Write the listing below out again exactly, dropping the images.

Given data:
►
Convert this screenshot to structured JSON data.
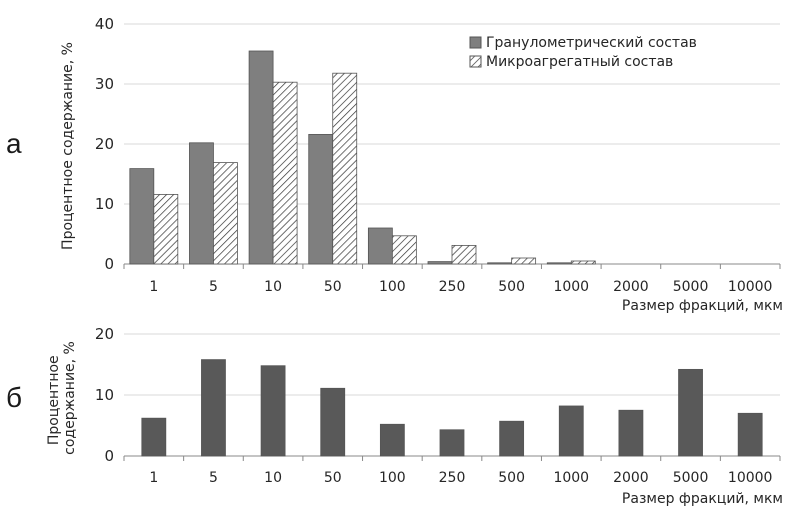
{
  "chart_data": [
    {
      "type": "bar",
      "panel_label": "а",
      "categories": [
        "1",
        "5",
        "10",
        "50",
        "100",
        "250",
        "500",
        "1000",
        "2000",
        "5000",
        "10000"
      ],
      "series": [
        {
          "name": "Гранулометрический состав",
          "values": [
            15.9,
            20.2,
            35.5,
            21.6,
            6.0,
            0.4,
            0.2,
            0.2,
            0,
            0,
            0
          ],
          "color": "#7f7f7f",
          "pattern": "solid"
        },
        {
          "name": "Микроагрегатный состав",
          "values": [
            11.6,
            16.9,
            30.3,
            31.8,
            4.7,
            3.1,
            1.0,
            0.5,
            0,
            0,
            0
          ],
          "color": "#ffffff",
          "pattern": "hatched"
        }
      ],
      "xlabel": "Размер фракций, мкм",
      "ylabel": "Процентное содержание, %",
      "ylim": [
        0,
        40
      ],
      "yticks": [
        "0",
        "10",
        "20",
        "30",
        "40"
      ],
      "grid": true,
      "legend": "top-right"
    },
    {
      "type": "bar",
      "panel_label": "б",
      "categories": [
        "1",
        "5",
        "10",
        "50",
        "100",
        "250",
        "500",
        "1000",
        "2000",
        "5000",
        "10000"
      ],
      "series": [
        {
          "values": [
            6.2,
            15.8,
            14.8,
            11.1,
            5.2,
            4.3,
            5.7,
            8.2,
            7.5,
            14.2,
            7.0
          ],
          "color": "#595959"
        }
      ],
      "xlabel": "Размер фракций, мкм",
      "ylabel": "Процентное содержание, %",
      "ylim": [
        0,
        20
      ],
      "yticks": [
        "0",
        "10",
        "20"
      ],
      "grid": true
    }
  ]
}
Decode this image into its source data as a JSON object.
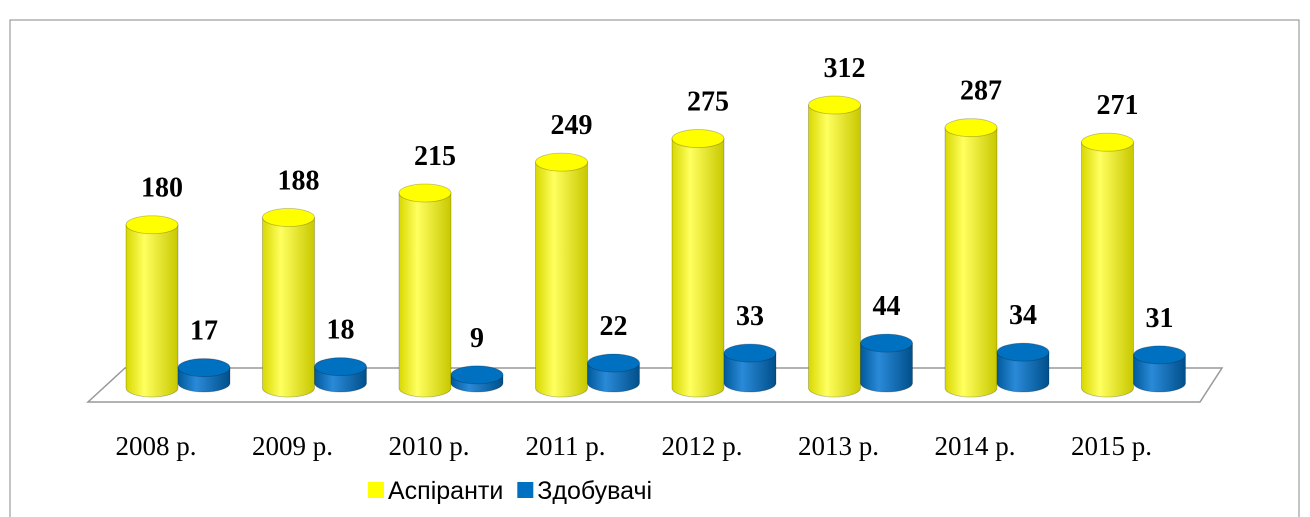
{
  "chart_data": {
    "type": "bar",
    "categories": [
      "2008 р.",
      "2009 р.",
      "2010 р.",
      "2011 р.",
      "2012 р.",
      "2013 р.",
      "2014 р.",
      "2015 р."
    ],
    "series": [
      {
        "name": "Аспіранти",
        "color": "#ffff00",
        "values": [
          180,
          188,
          215,
          249,
          275,
          312,
          287,
          271
        ]
      },
      {
        "name": "Здобувачі",
        "color": "#0070c0",
        "values": [
          17,
          18,
          9,
          22,
          33,
          44,
          34,
          31
        ]
      }
    ],
    "legend": "bottom"
  }
}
◄
Written response:
Convert this screenshot to structured JSON data.
{
  "chart_data": [
    {
      "type": "bar",
      "panel_label": "а",
      "categories": [
        "1",
        "5",
        "10",
        "50",
        "100",
        "250",
        "500",
        "1000",
        "2000",
        "5000",
        "10000"
      ],
      "series": [
        {
          "name": "Гранулометрический состав",
          "values": [
            15.9,
            20.2,
            35.5,
            21.6,
            6.0,
            0.4,
            0.2,
            0.2,
            0,
            0,
            0
          ],
          "color": "#7f7f7f",
          "pattern": "solid"
        },
        {
          "name": "Микроагрегатный состав",
          "values": [
            11.6,
            16.9,
            30.3,
            31.8,
            4.7,
            3.1,
            1.0,
            0.5,
            0,
            0,
            0
          ],
          "color": "#ffffff",
          "pattern": "hatched"
        }
      ],
      "xlabel": "Размер фракций, мкм",
      "ylabel": "Процентное содержание, %",
      "ylim": [
        0,
        40
      ],
      "yticks": [
        "0",
        "10",
        "20",
        "30",
        "40"
      ],
      "grid": true,
      "legend": "top-right"
    },
    {
      "type": "bar",
      "panel_label": "б",
      "categories": [
        "1",
        "5",
        "10",
        "50",
        "100",
        "250",
        "500",
        "1000",
        "2000",
        "5000",
        "10000"
      ],
      "series": [
        {
          "values": [
            6.2,
            15.8,
            14.8,
            11.1,
            5.2,
            4.3,
            5.7,
            8.2,
            7.5,
            14.2,
            7.0
          ],
          "color": "#595959"
        }
      ],
      "xlabel": "Размер фракций, мкм",
      "ylabel": "Процентное содержание, %",
      "ylim": [
        0,
        20
      ],
      "yticks": [
        "0",
        "10",
        "20"
      ],
      "grid": true
    }
  ]
}
Decode this image into its source data as a JSON object.
{
  "chart_data": {
    "type": "bar",
    "categories": [
      "2008 р.",
      "2009 р.",
      "2010 р.",
      "2011 р.",
      "2012 р.",
      "2013 р.",
      "2014 р.",
      "2015 р."
    ],
    "series": [
      {
        "name": "Аспіранти",
        "color": "#ffff00",
        "values": [
          180,
          188,
          215,
          249,
          275,
          312,
          287,
          271
        ]
      },
      {
        "name": "Здобувачі",
        "color": "#0070c0",
        "values": [
          17,
          18,
          9,
          22,
          33,
          44,
          34,
          31
        ]
      }
    ],
    "legend": "bottom"
  }
}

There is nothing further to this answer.